• _Exercise_
The required output is a single number: how many lines of the material contain the string "Riviere".

* START Dataset records *

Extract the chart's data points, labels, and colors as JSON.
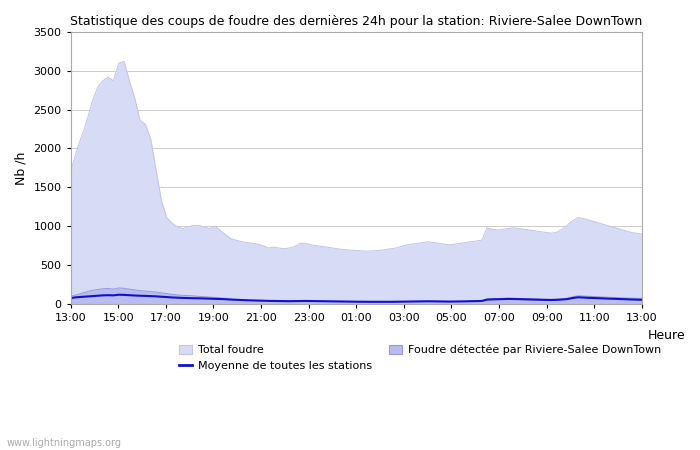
{
  "title": "Statistique des coups de foudre des dernières 24h pour la station: Riviere-Salee DownTown",
  "ylabel": "Nb /h",
  "xlabel_heure": "Heure",
  "ylim": [
    0,
    3500
  ],
  "yticks": [
    0,
    500,
    1000,
    1500,
    2000,
    2500,
    3000,
    3500
  ],
  "x_labels": [
    "13:00",
    "15:00",
    "17:00",
    "19:00",
    "21:00",
    "23:00",
    "01:00",
    "03:00",
    "05:00",
    "07:00",
    "09:00",
    "11:00",
    "13:00"
  ],
  "background_color": "#ffffff",
  "plot_bg_color": "#ffffff",
  "grid_color": "#cccccc",
  "total_foudre_color": "#d8dbf5",
  "total_foudre_edge": "#c0c4e8",
  "detected_color": "#b8bcf0",
  "detected_edge": "#9898d8",
  "moyenne_color": "#1111cc",
  "watermark": "www.lightningmaps.org",
  "legend_total": "Total foudre",
  "legend_moyenne": "Moyenne de toutes les stations",
  "legend_detected": "Foudre détectée par Riviere-Salee DownTown",
  "total_foudre": [
    1700,
    1950,
    2150,
    2350,
    2600,
    2780,
    2870,
    2920,
    2870,
    3100,
    3120,
    2870,
    2650,
    2360,
    2310,
    2120,
    1720,
    1330,
    1110,
    1040,
    990,
    970,
    990,
    1010,
    1010,
    990,
    970,
    1000,
    950,
    890,
    840,
    820,
    800,
    790,
    780,
    770,
    750,
    720,
    730,
    720,
    710,
    720,
    740,
    780,
    780,
    760,
    750,
    740,
    730,
    720,
    710,
    700,
    695,
    690,
    685,
    680,
    680,
    685,
    690,
    700,
    710,
    720,
    740,
    760,
    770,
    780,
    790,
    800,
    790,
    780,
    770,
    760,
    770,
    780,
    790,
    800,
    810,
    820,
    980,
    960,
    950,
    960,
    970,
    980,
    970,
    960,
    950,
    940,
    930,
    920,
    910,
    920,
    960,
    1010,
    1070,
    1110,
    1100,
    1080,
    1060,
    1040,
    1020,
    1000,
    980,
    960,
    940,
    920,
    910,
    900
  ],
  "detected_foudre": [
    100,
    115,
    135,
    155,
    175,
    185,
    195,
    200,
    190,
    205,
    200,
    190,
    180,
    170,
    165,
    158,
    152,
    142,
    132,
    122,
    115,
    110,
    107,
    103,
    97,
    93,
    88,
    83,
    78,
    72,
    62,
    57,
    52,
    47,
    44,
    42,
    40,
    37,
    35,
    33,
    32,
    31,
    33,
    36,
    37,
    35,
    33,
    32,
    30,
    29,
    28,
    27,
    26,
    25,
    25,
    24,
    24,
    24,
    24,
    24,
    25,
    26,
    27,
    28,
    29,
    30,
    31,
    32,
    31,
    30,
    29,
    28,
    29,
    30,
    31,
    33,
    35,
    37,
    65,
    68,
    70,
    72,
    75,
    73,
    71,
    69,
    67,
    65,
    63,
    61,
    59,
    62,
    67,
    73,
    90,
    105,
    102,
    98,
    95,
    92,
    88,
    85,
    82,
    79,
    77,
    74,
    72,
    70
  ],
  "moyenne": [
    75,
    85,
    90,
    95,
    100,
    105,
    110,
    112,
    110,
    118,
    116,
    112,
    108,
    105,
    103,
    100,
    97,
    92,
    88,
    83,
    80,
    77,
    75,
    73,
    72,
    70,
    68,
    65,
    63,
    60,
    56,
    53,
    50,
    47,
    45,
    43,
    41,
    39,
    38,
    37,
    36,
    35,
    36,
    37,
    38,
    37,
    36,
    35,
    34,
    33,
    32,
    31,
    30,
    29,
    28,
    28,
    27,
    27,
    27,
    27,
    27,
    28,
    29,
    30,
    31,
    32,
    33,
    34,
    33,
    32,
    31,
    30,
    31,
    32,
    33,
    35,
    36,
    38,
    55,
    58,
    60,
    62,
    64,
    63,
    61,
    59,
    57,
    55,
    53,
    51,
    50,
    52,
    56,
    62,
    75,
    85,
    82,
    78,
    76,
    73,
    70,
    67,
    65,
    62,
    60,
    57,
    55,
    53
  ]
}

* END Dataset records *

• _Solution for this exercise_
2